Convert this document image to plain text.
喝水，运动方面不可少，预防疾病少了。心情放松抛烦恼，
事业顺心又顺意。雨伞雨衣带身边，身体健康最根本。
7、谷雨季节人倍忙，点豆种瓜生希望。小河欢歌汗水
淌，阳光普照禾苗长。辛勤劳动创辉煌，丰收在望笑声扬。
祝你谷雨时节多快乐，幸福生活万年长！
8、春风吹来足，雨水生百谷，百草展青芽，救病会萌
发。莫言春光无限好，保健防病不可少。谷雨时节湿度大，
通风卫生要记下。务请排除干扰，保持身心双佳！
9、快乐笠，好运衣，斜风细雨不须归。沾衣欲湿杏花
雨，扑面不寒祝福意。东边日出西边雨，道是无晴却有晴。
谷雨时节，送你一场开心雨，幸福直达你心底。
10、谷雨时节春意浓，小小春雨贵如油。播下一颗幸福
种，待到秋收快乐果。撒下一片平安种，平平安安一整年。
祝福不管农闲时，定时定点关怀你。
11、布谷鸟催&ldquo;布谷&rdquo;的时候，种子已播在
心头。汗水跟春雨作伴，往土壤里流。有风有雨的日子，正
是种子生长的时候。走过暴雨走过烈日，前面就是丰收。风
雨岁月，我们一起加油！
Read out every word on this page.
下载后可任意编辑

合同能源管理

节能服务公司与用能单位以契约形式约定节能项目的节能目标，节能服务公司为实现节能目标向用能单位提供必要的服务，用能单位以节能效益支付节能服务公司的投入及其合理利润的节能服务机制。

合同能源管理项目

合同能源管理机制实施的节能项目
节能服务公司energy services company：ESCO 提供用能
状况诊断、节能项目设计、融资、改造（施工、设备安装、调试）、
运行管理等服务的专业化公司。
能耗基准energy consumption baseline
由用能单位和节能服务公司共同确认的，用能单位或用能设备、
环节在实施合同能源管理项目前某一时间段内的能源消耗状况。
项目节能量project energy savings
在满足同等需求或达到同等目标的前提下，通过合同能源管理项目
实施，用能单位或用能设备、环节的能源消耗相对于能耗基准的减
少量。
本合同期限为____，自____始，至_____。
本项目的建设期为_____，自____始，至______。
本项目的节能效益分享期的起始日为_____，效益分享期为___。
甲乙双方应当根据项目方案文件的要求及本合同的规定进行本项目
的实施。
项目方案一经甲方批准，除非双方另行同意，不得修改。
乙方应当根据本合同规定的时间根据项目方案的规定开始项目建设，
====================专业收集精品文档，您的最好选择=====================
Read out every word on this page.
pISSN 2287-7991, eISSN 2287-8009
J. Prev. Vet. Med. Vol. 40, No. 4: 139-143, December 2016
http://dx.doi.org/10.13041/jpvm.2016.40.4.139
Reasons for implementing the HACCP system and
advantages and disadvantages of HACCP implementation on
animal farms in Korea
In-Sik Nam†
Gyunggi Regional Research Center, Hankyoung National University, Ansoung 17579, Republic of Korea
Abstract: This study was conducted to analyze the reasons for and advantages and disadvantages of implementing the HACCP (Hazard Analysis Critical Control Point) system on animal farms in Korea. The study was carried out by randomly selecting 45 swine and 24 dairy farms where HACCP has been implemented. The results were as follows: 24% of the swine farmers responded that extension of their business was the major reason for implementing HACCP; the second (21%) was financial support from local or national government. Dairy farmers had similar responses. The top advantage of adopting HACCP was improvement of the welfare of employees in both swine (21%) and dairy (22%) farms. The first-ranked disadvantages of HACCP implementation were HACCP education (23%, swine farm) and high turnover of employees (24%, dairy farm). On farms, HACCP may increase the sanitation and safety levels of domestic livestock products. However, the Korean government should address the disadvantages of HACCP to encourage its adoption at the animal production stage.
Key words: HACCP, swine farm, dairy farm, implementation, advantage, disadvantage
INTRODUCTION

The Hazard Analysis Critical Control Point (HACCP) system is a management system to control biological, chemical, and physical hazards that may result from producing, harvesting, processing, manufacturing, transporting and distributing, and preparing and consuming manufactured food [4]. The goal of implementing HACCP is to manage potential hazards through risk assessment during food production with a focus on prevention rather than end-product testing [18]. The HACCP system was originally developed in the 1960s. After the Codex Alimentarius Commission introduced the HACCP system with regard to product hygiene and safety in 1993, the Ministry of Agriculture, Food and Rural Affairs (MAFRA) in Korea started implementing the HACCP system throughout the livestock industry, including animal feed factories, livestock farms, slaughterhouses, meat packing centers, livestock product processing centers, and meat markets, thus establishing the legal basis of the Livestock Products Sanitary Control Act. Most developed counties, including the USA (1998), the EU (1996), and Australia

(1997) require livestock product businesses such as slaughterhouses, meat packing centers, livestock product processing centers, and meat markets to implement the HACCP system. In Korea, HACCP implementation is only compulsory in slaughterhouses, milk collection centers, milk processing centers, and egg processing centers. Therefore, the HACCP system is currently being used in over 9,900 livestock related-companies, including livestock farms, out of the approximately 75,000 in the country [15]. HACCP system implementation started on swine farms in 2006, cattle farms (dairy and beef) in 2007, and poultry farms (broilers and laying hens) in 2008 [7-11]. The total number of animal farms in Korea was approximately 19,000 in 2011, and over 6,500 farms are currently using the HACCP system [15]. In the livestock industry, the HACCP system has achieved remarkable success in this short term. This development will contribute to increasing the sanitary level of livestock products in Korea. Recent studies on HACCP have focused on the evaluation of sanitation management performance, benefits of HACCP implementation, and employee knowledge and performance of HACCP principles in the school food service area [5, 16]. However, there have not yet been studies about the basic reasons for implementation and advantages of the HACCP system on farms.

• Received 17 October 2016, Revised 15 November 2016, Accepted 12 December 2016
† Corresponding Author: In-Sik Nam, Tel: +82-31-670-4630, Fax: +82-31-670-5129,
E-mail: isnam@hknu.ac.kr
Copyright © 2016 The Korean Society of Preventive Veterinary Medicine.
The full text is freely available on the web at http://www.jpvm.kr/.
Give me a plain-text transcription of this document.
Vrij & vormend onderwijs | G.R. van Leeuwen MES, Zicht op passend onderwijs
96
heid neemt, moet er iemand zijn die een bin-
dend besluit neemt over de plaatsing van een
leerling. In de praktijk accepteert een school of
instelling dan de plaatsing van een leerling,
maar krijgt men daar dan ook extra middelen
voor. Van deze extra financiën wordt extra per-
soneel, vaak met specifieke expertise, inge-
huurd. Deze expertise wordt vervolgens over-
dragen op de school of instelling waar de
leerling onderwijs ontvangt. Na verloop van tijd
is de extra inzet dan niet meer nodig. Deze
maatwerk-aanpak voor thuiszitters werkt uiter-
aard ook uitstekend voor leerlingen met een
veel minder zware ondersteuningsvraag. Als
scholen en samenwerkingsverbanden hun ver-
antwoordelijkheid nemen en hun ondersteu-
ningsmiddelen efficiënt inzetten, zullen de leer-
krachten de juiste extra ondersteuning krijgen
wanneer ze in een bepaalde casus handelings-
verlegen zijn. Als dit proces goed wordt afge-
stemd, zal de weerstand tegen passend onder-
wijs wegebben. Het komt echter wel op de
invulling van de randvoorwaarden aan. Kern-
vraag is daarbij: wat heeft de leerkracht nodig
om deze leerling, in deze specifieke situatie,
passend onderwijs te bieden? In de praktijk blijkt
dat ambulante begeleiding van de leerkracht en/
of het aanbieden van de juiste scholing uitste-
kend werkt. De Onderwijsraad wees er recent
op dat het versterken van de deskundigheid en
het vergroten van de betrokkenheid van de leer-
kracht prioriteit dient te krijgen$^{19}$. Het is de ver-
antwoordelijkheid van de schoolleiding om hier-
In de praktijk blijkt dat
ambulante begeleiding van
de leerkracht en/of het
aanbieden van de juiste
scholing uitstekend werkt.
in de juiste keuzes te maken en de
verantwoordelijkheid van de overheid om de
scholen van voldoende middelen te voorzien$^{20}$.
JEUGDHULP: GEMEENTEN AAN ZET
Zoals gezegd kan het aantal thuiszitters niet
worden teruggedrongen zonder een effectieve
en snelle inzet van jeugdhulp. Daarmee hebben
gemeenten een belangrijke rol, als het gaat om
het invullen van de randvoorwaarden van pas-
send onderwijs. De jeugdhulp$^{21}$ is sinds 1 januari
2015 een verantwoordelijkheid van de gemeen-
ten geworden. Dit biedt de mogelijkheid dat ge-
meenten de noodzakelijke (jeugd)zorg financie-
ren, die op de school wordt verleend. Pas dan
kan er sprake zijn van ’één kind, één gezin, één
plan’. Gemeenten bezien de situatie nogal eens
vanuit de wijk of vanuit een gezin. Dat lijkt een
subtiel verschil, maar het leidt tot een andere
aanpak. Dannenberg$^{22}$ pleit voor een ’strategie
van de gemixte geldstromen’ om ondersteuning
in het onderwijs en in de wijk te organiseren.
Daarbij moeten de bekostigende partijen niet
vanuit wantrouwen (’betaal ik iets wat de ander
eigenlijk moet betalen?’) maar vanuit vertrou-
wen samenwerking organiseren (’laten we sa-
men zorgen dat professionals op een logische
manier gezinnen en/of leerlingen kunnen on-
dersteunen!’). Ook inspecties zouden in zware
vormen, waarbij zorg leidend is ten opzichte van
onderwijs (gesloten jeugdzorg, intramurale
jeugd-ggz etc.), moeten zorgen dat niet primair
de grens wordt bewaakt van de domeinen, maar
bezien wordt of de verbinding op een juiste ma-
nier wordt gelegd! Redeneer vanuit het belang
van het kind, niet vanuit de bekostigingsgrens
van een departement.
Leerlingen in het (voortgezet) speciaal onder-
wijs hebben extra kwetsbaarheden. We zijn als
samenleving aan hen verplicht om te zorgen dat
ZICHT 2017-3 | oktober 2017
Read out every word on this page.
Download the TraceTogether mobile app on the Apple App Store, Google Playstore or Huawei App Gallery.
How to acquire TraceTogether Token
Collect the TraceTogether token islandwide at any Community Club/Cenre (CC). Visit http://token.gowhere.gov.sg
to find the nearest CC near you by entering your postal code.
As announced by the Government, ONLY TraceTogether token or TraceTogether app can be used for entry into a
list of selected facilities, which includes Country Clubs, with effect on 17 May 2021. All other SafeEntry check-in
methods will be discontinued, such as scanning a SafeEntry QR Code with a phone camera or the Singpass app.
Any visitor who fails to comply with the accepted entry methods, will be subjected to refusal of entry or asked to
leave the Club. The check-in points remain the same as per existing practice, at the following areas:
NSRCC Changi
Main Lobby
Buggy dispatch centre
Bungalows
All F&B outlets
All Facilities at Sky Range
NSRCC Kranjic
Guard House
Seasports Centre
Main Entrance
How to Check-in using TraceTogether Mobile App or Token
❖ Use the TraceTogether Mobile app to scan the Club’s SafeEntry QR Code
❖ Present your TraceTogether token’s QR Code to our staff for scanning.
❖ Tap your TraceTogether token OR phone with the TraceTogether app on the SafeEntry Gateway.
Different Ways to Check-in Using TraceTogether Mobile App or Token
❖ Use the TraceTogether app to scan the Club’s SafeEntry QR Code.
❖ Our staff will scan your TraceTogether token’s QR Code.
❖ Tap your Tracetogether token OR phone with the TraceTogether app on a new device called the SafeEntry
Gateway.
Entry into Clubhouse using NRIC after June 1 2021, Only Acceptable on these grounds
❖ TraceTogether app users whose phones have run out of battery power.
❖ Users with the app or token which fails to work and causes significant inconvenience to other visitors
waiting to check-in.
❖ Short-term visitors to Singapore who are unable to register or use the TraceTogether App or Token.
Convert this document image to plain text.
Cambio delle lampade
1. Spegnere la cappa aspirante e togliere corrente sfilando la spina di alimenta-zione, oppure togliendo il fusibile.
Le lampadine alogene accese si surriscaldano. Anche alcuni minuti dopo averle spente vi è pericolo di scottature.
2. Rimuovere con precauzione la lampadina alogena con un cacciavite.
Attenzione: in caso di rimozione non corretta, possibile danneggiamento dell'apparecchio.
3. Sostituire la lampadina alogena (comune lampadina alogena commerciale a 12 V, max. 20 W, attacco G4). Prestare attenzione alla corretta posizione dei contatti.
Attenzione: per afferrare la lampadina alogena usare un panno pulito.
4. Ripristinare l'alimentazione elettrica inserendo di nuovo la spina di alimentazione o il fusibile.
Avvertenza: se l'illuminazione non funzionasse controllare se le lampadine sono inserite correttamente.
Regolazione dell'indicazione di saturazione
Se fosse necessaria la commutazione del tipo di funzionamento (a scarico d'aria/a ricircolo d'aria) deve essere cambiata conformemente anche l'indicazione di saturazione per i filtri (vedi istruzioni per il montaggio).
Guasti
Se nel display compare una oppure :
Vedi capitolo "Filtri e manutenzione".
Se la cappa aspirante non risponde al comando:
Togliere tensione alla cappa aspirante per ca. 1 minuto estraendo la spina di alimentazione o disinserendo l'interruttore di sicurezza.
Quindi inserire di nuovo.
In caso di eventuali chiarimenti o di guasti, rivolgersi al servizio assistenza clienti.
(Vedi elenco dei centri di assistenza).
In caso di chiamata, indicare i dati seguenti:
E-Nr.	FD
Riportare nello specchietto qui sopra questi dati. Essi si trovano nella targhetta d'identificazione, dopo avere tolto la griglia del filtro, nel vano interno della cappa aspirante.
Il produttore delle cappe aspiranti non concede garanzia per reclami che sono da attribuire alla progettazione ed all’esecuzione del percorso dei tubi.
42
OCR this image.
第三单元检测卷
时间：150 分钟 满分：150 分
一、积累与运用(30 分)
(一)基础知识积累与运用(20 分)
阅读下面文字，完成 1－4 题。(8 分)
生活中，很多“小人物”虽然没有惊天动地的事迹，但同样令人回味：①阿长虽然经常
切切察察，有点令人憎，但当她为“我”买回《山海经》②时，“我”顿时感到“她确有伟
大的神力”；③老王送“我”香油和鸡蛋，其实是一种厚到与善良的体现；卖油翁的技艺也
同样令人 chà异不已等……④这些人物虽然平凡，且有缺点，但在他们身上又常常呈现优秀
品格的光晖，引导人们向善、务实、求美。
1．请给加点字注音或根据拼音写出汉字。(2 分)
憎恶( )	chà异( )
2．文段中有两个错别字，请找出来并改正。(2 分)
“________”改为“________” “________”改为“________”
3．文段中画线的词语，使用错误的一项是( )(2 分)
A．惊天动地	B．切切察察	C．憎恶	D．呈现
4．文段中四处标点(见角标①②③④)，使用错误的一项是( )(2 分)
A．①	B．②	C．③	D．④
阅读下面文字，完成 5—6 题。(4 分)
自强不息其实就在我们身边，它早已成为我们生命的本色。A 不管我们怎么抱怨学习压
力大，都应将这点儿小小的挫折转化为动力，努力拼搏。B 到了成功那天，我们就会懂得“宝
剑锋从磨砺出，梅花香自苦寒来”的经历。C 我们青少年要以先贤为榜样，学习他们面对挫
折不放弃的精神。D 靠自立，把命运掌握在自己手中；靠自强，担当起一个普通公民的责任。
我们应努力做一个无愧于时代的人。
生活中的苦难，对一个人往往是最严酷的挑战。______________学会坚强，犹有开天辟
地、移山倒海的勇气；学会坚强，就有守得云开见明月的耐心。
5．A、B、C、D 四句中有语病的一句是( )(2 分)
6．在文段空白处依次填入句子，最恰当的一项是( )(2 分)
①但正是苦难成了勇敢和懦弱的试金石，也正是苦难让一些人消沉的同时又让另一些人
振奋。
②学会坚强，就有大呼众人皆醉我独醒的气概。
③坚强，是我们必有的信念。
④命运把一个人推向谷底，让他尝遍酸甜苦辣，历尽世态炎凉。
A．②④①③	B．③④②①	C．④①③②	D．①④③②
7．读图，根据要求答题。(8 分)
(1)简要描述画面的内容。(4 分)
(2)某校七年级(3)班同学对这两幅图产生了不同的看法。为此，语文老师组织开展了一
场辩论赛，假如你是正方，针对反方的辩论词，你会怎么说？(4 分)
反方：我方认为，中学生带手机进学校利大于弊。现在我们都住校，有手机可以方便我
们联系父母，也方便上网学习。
--------------------------------------------------
● **Requirement**: Pick out each line containing the string "alogena" and copy it.

● **Reply**:
2. Rimuovere con precauzione la lampadina alogena con un cacciavite.
3. Sostituire la lampadina alogena (comune lampadina alogena commerciale a 12 V, max. 20 W, attacco G4). Prestare attenzione alla corretta posizione dei contatti.
Attenzione: per afferrare la lampadina alogena usare un panno pulito.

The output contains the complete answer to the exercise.